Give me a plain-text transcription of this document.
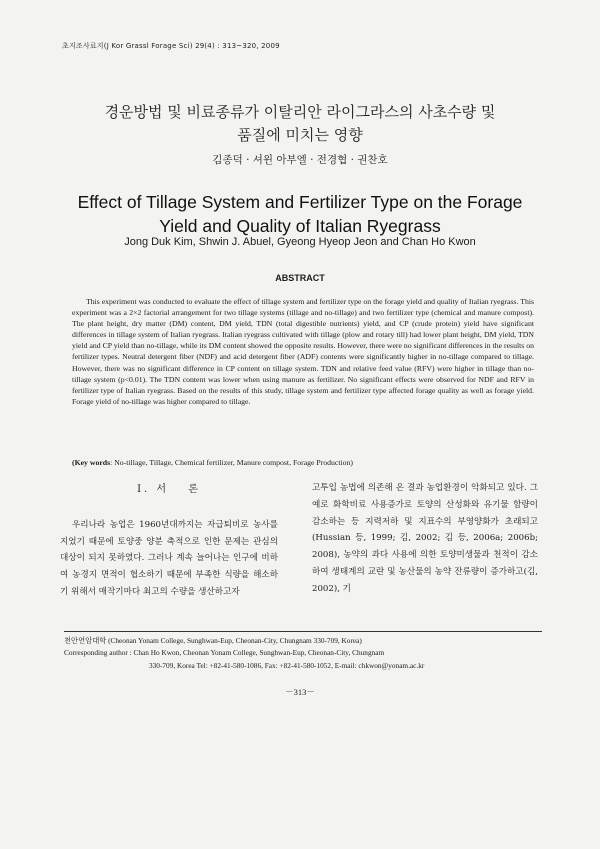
초지조사료지(J Kor Grassl Forage Sci) 29(4) : 313~320, 2009
경운방법 및 비료종류가 이탈리안 라이그라스의 사초수량 및
품질에 미치는 영향
김종덕 · 셔윈 아부엘 · 전경협 · 권찬호
Effect of Tillage System and Fertilizer Type on the Forage
Yield and Quality of Italian Ryegrass
Jong Duk Kim, Shwin J. Abuel, Gyeong Hyeop Jeon and Chan Ho Kwon
ABSTRACT

This experiment was conducted to evaluate the effect of tillage system and fertilizer type on the forage yield and quality of Italian ryegrass. This experiment was a 2×2 factorial arrangement for two tillage systems (tillage and no-tillage) and two fertilizer type (chemical and manure compost). The plant height, dry matter (DM) content, DM yield, TDN (total digestible nutrients) yield, and CP (crude protein) yield have significant differences in tillage system of Italian ryegrass. Italian ryegrass cultivated with tillage (plow and rotary till) had lower plant height, DM yield, TDN yield and CP yield than no-tillage, while its DM content showed the opposite results. However, there were no significant differences in the results on fertilizer types. Neutral detergent fiber (NDF) and acid detergent fiber (ADF) contents were significantly higher in no-tillage compared to tillage. However, there was no significant difference in CP content on tillage system. TDN and relative feed value (RFV) were higher in tillage than no-tillage system (p<0.01). The TDN content was lower when using manure as fertilizer. No significant effects were observed for NDF and RFV in fertilizer type of Italian ryegrass. Based on the results of this study, tillage system and fertilizer type affected forage quality as well as forage yield. Forage yield of no-tillage was higher compared to tillage.

(Key words: No-tillage, Tillage, Chemical fertilizer, Manure compost, Forage Production)
Ⅰ. 서　 론

우리나라 농업은 1960년대까지는 자급퇴비로 농사를 지었기 때문에 토양중 양분 축적으로 인한 문제는 관심의 대상이 되지 못하였다. 그러나 계속 늘어나는 인구에 비하여 농경지 면적이 협소하기 때문에 부족한 식량을 해소하기 위해서 매작기마다 최고의 수량을 생산하고자

고투입 농법에 의존해 온 결과 농업환경이 악화되고 있다. 그 예로 화학비료 사용증가로 토양의 산성화와 유기물 함량이 감소하는 등 지력저하 및 지표수의 부영양화가 초래되고 (Hussian 등, 1999; 김, 2002; 김 등, 2006a; 2006b; 2008), 농약의 과다 사용에 의한 토양미생물과 천적이 감소하여 생태계의 교란 및 농산물의 농약 잔류량이 증가하고(김, 2002), 기

천안연암대학 (Cheonan Yonam College, Sunghwan-Eup, Cheonan-City, Chungnam 330-709, Korea)
Corresponding author : Chan Ho Kwon, Cheonan Yonam College, Sunghwan-Eup, Cheonan-City, Chungnam
330-709, Korea Tel: +82-41-580-1086, Fax: +82-41-580-1052, E-mail: chkwon@yonam.ac.kr
－313－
◆ ◆ ◆ ◆ ◆
What's needed is an exact copy of every entry, free of pictures.

= EXPECTED ANSWER =
Give me a plain-text transcription of this document.
초지조사료지(J Kor Grassl Forage Sci) 29(4) : 313~320, 2009
경운방법 및 비료종류가 이탈리안 라이그라스의 사초수량 및
품질에 미치는 영향
김종덕 · 셔윈 아부엘 · 전경협 · 권찬호
Effect of Tillage System and Fertilizer Type on the Forage
Yield and Quality of Italian Ryegrass
Jong Duk Kim, Shwin J. Abuel, Gyeong Hyeop Jeon and Chan Ho Kwon
ABSTRACT

This experiment was conducted to evaluate the effect of tillage system and fertilizer type on the forage yield and quality of Italian ryegrass. This experiment was a 2×2 factorial arrangement for two tillage systems (tillage and no-tillage) and two fertilizer type (chemical and manure compost). The plant height, dry matter (DM) content, DM yield, TDN (total digestible nutrients) yield, and CP (crude protein) yield have significant differences in tillage system of Italian ryegrass. Italian ryegrass cultivated with tillage (plow and rotary till) had lower plant height, DM yield, TDN yield and CP yield than no-tillage, while its DM content showed the opposite results. However, there were no significant differences in the results on fertilizer types. Neutral detergent fiber (NDF) and acid detergent fiber (ADF) contents were significantly higher in no-tillage compared to tillage. However, there was no significant difference in CP content on tillage system. TDN and relative feed value (RFV) were higher in tillage than no-tillage system (p<0.01). The TDN content was lower when using manure as fertilizer. No significant effects were observed for NDF and RFV in fertilizer type of Italian ryegrass. Based on the results of this study, tillage system and fertilizer type affected forage quality as well as forage yield. Forage yield of no-tillage was higher compared to tillage.

(Key words: No-tillage, Tillage, Chemical fertilizer, Manure compost, Forage Production)
Ⅰ. 서　 론

우리나라 농업은 1960년대까지는 자급퇴비로 농사를 지었기 때문에 토양중 양분 축적으로 인한 문제는 관심의 대상이 되지 못하였다. 그러나 계속 늘어나는 인구에 비하여 농경지 면적이 협소하기 때문에 부족한 식량을 해소하기 위해서 매작기마다 최고의 수량을 생산하고자

고투입 농법에 의존해 온 결과 농업환경이 악화되고 있다. 그 예로 화학비료 사용증가로 토양의 산성화와 유기물 함량이 감소하는 등 지력저하 및 지표수의 부영양화가 초래되고 (Hussian 등, 1999; 김, 2002; 김 등, 2006a; 2006b; 2008), 농약의 과다 사용에 의한 토양미생물과 천적이 감소하여 생태계의 교란 및 농산물의 농약 잔류량이 증가하고(김, 2002), 기

천안연암대학 (Cheonan Yonam College, Sunghwan-Eup, Cheonan-City, Chungnam 330-709, Korea)
Corresponding author : Chan Ho Kwon, Cheonan Yonam College, Sunghwan-Eup, Cheonan-City, Chungnam
330-709, Korea Tel: +82-41-580-1086, Fax: +82-41-580-1052, E-mail: chkwon@yonam.ac.kr
－313－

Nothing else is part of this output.